**Extrait du texte:**
<<<<
Le tribunal de commerce de Vienne, dans un jugement du 20 janvier 2026, a prolongé la période d’observation d’une boulangerie en redressement judiciaire. La société, confrontée à des difficultés de trésorerie et un passif de 285 000 euros, bénéficiait d’une période d’observation ouverte le 9 septembre 2025. L’administrateur et le mandataire judiciaires, ainsi que le ministère public, se sont prononcés favorablement à la poursuite de cette période. La question de droit portait sur les conditions de prolongation de la période d’observation dans le cadre d’un redressement judiciaire. Le tribunal a fait droit à cette demande, prolongeant la période jusqu’au 9 septembre 2026.
>>>>
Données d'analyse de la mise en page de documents
<<<<
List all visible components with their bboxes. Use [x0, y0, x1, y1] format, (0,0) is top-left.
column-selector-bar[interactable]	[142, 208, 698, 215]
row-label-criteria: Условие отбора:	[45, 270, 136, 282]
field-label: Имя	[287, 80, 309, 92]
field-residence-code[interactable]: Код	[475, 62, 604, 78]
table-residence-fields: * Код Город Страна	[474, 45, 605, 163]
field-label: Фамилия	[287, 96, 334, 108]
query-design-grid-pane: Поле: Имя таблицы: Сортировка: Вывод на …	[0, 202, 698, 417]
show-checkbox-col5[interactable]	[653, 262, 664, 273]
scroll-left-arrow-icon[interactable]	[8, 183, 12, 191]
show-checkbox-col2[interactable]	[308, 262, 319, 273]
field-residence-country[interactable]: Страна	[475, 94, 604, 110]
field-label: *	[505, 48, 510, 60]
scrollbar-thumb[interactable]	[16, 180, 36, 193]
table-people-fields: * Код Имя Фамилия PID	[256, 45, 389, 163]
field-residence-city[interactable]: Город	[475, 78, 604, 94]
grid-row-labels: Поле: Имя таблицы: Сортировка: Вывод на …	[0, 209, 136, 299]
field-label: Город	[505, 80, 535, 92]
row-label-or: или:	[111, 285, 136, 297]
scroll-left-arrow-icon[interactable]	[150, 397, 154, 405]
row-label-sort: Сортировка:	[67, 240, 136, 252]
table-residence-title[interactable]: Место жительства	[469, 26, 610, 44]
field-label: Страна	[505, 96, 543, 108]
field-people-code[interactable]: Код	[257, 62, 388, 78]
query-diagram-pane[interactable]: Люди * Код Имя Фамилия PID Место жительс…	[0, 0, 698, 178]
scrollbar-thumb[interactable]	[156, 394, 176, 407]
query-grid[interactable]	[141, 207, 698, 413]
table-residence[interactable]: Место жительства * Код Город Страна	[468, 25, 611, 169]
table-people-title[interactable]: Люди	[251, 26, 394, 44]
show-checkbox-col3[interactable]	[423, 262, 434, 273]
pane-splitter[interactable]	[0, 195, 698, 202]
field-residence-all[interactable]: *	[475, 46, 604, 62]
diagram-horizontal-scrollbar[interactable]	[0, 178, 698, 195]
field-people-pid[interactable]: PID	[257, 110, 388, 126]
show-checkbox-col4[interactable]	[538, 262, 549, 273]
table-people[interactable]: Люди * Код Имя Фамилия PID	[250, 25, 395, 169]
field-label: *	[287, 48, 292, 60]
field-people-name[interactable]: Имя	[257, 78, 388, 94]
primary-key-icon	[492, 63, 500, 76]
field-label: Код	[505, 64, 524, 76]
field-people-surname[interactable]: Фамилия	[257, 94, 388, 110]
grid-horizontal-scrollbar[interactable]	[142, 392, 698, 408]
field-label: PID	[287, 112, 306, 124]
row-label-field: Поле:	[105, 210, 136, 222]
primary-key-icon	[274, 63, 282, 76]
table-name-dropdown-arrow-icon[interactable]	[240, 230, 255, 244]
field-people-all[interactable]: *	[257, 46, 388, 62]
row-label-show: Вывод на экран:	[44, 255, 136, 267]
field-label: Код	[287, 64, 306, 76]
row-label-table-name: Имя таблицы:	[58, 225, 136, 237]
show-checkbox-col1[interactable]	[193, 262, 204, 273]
>>>>
**Vos consignes:**
Poursuivez le texte sur le jugement du tribunal de commerce de Vienne en reprenant après sa dernière phrase.

**Résultat obtenu:**
I. Les conditions de la prolongation de la période d’observation
Le tribunal a fondé sa décision sur l’absence d’incident dans la poursuite d’exploitation et l’espoir de redressement. Il a ainsi constaté que « la poursuite d’exploitation de l’entreprise se déroule sans incident » (Attendu unique). Ce constat factuel, non contesté par les parties, constitue le premier critère légal pour autoriser la prolongation. En second lieu, le juge a relevé que « les démarches effectuées à ce jour permettent d’espérer un redressement » (Attendu unique). Cette appréciation prospective, fondée sur les négociations avec un fournisseur d’énergie, justifie la nécessité de la mesure. La valeur de cette décision est de rappeler que la prolongation n’est pas automatique mais subordonnée à des perspectives sérieuses.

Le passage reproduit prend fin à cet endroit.